Dataset records:
# # # # #
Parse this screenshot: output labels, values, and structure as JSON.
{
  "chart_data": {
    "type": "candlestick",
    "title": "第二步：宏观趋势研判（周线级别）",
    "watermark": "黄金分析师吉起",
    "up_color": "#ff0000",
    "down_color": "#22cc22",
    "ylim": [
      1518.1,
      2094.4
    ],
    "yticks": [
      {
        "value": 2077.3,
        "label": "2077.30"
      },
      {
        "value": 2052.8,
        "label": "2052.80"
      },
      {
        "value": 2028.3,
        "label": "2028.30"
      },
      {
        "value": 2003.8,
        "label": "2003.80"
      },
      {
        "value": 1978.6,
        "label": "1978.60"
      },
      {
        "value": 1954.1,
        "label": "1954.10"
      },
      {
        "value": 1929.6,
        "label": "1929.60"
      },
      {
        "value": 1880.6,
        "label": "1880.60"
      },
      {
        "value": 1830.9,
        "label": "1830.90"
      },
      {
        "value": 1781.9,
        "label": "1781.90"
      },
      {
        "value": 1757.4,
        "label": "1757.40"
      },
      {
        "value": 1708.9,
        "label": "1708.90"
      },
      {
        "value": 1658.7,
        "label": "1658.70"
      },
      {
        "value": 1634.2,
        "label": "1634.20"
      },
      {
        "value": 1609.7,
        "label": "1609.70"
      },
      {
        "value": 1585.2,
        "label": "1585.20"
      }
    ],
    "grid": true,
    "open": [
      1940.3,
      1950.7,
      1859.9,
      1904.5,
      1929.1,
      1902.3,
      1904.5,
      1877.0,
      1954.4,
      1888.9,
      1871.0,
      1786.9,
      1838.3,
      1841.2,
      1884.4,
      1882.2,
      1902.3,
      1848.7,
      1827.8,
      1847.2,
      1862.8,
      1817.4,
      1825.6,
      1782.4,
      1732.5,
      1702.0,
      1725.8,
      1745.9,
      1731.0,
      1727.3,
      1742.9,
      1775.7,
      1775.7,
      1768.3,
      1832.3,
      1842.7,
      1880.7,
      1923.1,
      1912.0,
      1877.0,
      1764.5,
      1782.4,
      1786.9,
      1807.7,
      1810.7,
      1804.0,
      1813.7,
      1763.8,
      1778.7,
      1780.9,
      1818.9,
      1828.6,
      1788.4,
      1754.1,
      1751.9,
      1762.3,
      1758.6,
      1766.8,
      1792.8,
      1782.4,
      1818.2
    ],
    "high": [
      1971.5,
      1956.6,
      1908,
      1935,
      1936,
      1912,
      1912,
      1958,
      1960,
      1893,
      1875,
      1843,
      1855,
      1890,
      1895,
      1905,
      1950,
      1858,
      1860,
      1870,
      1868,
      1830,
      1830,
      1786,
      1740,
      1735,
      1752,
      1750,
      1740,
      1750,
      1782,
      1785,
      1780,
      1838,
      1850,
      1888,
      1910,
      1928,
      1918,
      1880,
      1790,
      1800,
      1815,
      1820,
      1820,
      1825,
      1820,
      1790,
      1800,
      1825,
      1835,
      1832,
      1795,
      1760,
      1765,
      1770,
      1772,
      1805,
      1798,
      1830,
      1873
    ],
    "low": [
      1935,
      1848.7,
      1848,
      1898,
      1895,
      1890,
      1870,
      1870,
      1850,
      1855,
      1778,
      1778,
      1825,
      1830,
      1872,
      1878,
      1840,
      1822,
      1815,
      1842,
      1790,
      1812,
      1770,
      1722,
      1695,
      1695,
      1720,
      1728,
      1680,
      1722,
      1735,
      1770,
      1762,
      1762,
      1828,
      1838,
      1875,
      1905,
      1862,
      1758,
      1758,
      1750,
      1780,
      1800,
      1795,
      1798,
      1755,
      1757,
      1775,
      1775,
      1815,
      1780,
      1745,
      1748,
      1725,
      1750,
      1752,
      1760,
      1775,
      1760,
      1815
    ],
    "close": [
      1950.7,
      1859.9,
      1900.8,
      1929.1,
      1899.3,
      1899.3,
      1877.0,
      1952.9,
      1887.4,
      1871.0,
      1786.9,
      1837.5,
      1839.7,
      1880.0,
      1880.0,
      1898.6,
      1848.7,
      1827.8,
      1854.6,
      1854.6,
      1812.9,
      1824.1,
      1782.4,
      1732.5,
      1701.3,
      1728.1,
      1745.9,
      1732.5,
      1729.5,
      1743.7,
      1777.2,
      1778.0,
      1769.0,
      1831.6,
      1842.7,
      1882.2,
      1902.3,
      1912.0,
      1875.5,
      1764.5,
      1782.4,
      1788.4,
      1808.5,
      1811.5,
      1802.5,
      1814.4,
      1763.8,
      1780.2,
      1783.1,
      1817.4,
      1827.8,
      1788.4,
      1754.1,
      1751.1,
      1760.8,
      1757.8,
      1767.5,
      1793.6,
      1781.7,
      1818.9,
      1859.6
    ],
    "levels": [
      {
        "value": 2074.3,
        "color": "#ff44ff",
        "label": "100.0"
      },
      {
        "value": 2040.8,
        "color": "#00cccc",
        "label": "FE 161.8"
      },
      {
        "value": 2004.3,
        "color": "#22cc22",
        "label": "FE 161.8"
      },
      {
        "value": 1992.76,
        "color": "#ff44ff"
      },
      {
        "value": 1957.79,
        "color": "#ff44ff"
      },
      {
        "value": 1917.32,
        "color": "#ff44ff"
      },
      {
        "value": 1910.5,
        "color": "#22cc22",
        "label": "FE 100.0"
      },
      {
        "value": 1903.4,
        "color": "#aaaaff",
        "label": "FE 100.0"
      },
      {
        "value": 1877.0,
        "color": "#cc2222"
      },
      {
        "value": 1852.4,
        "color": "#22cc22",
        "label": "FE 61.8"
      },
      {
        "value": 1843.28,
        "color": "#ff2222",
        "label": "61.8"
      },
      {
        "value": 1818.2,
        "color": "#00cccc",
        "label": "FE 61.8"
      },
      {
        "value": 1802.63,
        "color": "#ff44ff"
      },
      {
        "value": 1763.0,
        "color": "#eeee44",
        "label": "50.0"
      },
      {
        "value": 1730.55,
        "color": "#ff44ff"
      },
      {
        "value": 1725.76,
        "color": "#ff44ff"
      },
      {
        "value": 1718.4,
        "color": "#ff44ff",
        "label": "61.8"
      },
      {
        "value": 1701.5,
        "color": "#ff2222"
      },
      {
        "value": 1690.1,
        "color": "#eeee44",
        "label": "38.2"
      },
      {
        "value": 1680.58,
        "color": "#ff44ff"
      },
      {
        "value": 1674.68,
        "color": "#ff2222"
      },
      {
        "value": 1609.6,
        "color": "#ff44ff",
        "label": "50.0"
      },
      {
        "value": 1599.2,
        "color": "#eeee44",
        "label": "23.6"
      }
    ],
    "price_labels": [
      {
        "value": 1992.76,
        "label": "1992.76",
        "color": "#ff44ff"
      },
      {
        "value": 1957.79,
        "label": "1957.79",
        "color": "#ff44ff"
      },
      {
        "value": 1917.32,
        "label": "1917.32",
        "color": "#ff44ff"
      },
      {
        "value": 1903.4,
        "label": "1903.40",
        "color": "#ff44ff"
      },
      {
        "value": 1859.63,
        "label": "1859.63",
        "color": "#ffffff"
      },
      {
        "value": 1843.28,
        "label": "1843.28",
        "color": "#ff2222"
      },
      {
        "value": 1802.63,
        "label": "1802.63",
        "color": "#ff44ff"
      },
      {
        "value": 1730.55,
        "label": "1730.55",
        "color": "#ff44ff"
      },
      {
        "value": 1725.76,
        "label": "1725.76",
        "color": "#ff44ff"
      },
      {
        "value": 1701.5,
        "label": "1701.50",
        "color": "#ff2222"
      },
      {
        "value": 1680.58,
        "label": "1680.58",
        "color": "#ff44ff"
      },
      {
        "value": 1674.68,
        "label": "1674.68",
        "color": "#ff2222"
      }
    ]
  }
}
# # # # #
* _Exercise goal_
Nothing may be left out: return each entry exactly as it reads.

* _Result of this task_
Parse this screenshot: output labels, values, and structure as JSON.
{
  "chart_data": {
    "type": "candlestick",
    "title": "第二步：宏观趋势研判（周线级别）",
    "watermark": "黄金分析师吉起",
    "up_color": "#ff0000",
    "down_color": "#22cc22",
    "ylim": [
      1518.1,
      2094.4
    ],
    "yticks": [
      {
        "value": 2077.3,
        "label": "2077.30"
      },
      {
        "value": 2052.8,
        "label": "2052.80"
      },
      {
        "value": 2028.3,
        "label": "2028.30"
      },
      {
        "value": 2003.8,
        "label": "2003.80"
      },
      {
        "value": 1978.6,
        "label": "1978.60"
      },
      {
        "value": 1954.1,
        "label": "1954.10"
      },
      {
        "value": 1929.6,
        "label": "1929.60"
      },
      {
        "value": 1880.6,
        "label": "1880.60"
      },
      {
        "value": 1830.9,
        "label": "1830.90"
      },
      {
        "value": 1781.9,
        "label": "1781.90"
      },
      {
        "value": 1757.4,
        "label": "1757.40"
      },
      {
        "value": 1708.9,
        "label": "1708.90"
      },
      {
        "value": 1658.7,
        "label": "1658.70"
      },
      {
        "value": 1634.2,
        "label": "1634.20"
      },
      {
        "value": 1609.7,
        "label": "1609.70"
      },
      {
        "value": 1585.2,
        "label": "1585.20"
      }
    ],
    "grid": true,
    "open": [
      1940.3,
      1950.7,
      1859.9,
      1904.5,
      1929.1,
      1902.3,
      1904.5,
      1877.0,
      1954.4,
      1888.9,
      1871.0,
      1786.9,
      1838.3,
      1841.2,
      1884.4,
      1882.2,
      1902.3,
      1848.7,
      1827.8,
      1847.2,
      1862.8,
      1817.4,
      1825.6,
      1782.4,
      1732.5,
      1702.0,
      1725.8,
      1745.9,
      1731.0,
      1727.3,
      1742.9,
      1775.7,
      1775.7,
      1768.3,
      1832.3,
      1842.7,
      1880.7,
      1923.1,
      1912.0,
      1877.0,
      1764.5,
      1782.4,
      1786.9,
      1807.7,
      1810.7,
      1804.0,
      1813.7,
      1763.8,
      1778.7,
      1780.9,
      1818.9,
      1828.6,
      1788.4,
      1754.1,
      1751.9,
      1762.3,
      1758.6,
      1766.8,
      1792.8,
      1782.4,
      1818.2
    ],
    "high": [
      1971.5,
      1956.6,
      1908,
      1935,
      1936,
      1912,
      1912,
      1958,
      1960,
      1893,
      1875,
      1843,
      1855,
      1890,
      1895,
      1905,
      1950,
      1858,
      1860,
      1870,
      1868,
      1830,
      1830,
      1786,
      1740,
      1735,
      1752,
      1750,
      1740,
      1750,
      1782,
      1785,
      1780,
      1838,
      1850,
      1888,
      1910,
      1928,
      1918,
      1880,
      1790,
      1800,
      1815,
      1820,
      1820,
      1825,
      1820,
      1790,
      1800,
      1825,
      1835,
      1832,
      1795,
      1760,
      1765,
      1770,
      1772,
      1805,
      1798,
      1830,
      1873
    ],
    "low": [
      1935,
      1848.7,
      1848,
      1898,
      1895,
      1890,
      1870,
      1870,
      1850,
      1855,
      1778,
      1778,
      1825,
      1830,
      1872,
      1878,
      1840,
      1822,
      1815,
      1842,
      1790,
      1812,
      1770,
      1722,
      1695,
      1695,
      1720,
      1728,
      1680,
      1722,
      1735,
      1770,
      1762,
      1762,
      1828,
      1838,
      1875,
      1905,
      1862,
      1758,
      1758,
      1750,
      1780,
      1800,
      1795,
      1798,
      1755,
      1757,
      1775,
      1775,
      1815,
      1780,
      1745,
      1748,
      1725,
      1750,
      1752,
      1760,
      1775,
      1760,
      1815
    ],
    "close": [
      1950.7,
      1859.9,
      1900.8,
      1929.1,
      1899.3,
      1899.3,
      1877.0,
      1952.9,
      1887.4,
      1871.0,
      1786.9,
      1837.5,
      1839.7,
      1880.0,
      1880.0,
      1898.6,
      1848.7,
      1827.8,
      1854.6,
      1854.6,
      1812.9,
      1824.1,
      1782.4,
      1732.5,
      1701.3,
      1728.1,
      1745.9,
      1732.5,
      1729.5,
      1743.7,
      1777.2,
      1778.0,
      1769.0,
      1831.6,
      1842.7,
      1882.2,
      1902.3,
      1912.0,
      1875.5,
      1764.5,
      1782.4,
      1788.4,
      1808.5,
      1811.5,
      1802.5,
      1814.4,
      1763.8,
      1780.2,
      1783.1,
      1817.4,
      1827.8,
      1788.4,
      1754.1,
      1751.1,
      1760.8,
      1757.8,
      1767.5,
      1793.6,
      1781.7,
      1818.9,
      1859.6
    ],
    "levels": [
      {
        "value": 2074.3,
        "color": "#ff44ff",
        "label": "100.0"
      },
      {
        "value": 2040.8,
        "color": "#00cccc",
        "label": "FE 161.8"
      },
      {
        "value": 2004.3,
        "color": "#22cc22",
        "label": "FE 161.8"
      },
      {
        "value": 1992.76,
        "color": "#ff44ff"
      },
      {
        "value": 1957.79,
        "color": "#ff44ff"
      },
      {
        "value": 1917.32,
        "color": "#ff44ff"
      },
      {
        "value": 1910.5,
        "color": "#22cc22",
        "label": "FE 100.0"
      },
      {
        "value": 1903.4,
        "color": "#aaaaff",
        "label": "FE 100.0"
      },
      {
        "value": 1877.0,
        "color": "#cc2222"
      },
      {
        "value": 1852.4,
        "color": "#22cc22",
        "label": "FE 61.8"
      },
      {
        "value": 1843.28,
        "color": "#ff2222",
        "label": "61.8"
      },
      {
        "value": 1818.2,
        "color": "#00cccc",
        "label": "FE 61.8"
      },
      {
        "value": 1802.63,
        "color": "#ff44ff"
      },
      {
        "value": 1763.0,
        "color": "#eeee44",
        "label": "50.0"
      },
      {
        "value": 1730.55,
        "color": "#ff44ff"
      },
      {
        "value": 1725.76,
        "color": "#ff44ff"
      },
      {
        "value": 1718.4,
        "color": "#ff44ff",
        "label": "61.8"
      },
      {
        "value": 1701.5,
        "color": "#ff2222"
      },
      {
        "value": 1690.1,
        "color": "#eeee44",
        "label": "38.2"
      },
      {
        "value": 1680.58,
        "color": "#ff44ff"
      },
      {
        "value": 1674.68,
        "color": "#ff2222"
      },
      {
        "value": 1609.6,
        "color": "#ff44ff",
        "label": "50.0"
      },
      {
        "value": 1599.2,
        "color": "#eeee44",
        "label": "23.6"
      }
    ],
    "price_labels": [
      {
        "value": 1992.76,
        "label": "1992.76",
        "color": "#ff44ff"
      },
      {
        "value": 1957.79,
        "label": "1957.79",
        "color": "#ff44ff"
      },
      {
        "value": 1917.32,
        "label": "1917.32",
        "color": "#ff44ff"
      },
      {
        "value": 1903.4,
        "label": "1903.40",
        "color": "#ff44ff"
      },
      {
        "value": 1859.63,
        "label": "1859.63",
        "color": "#ffffff"
      },
      {
        "value": 1843.28,
        "label": "1843.28",
        "color": "#ff2222"
      },
      {
        "value": 1802.63,
        "label": "1802.63",
        "color": "#ff44ff"
      },
      {
        "value": 1730.55,
        "label": "1730.55",
        "color": "#ff44ff"
      },
      {
        "value": 1725.76,
        "label": "1725.76",
        "color": "#ff44ff"
      },
      {
        "value": 1701.5,
        "label": "1701.50",
        "color": "#ff2222"
      },
      {
        "value": 1680.58,
        "label": "1680.58",
        "color": "#ff44ff"
      },
      {
        "value": 1674.68,
        "label": "1674.68",
        "color": "#ff2222"
      }
    ]
  }
}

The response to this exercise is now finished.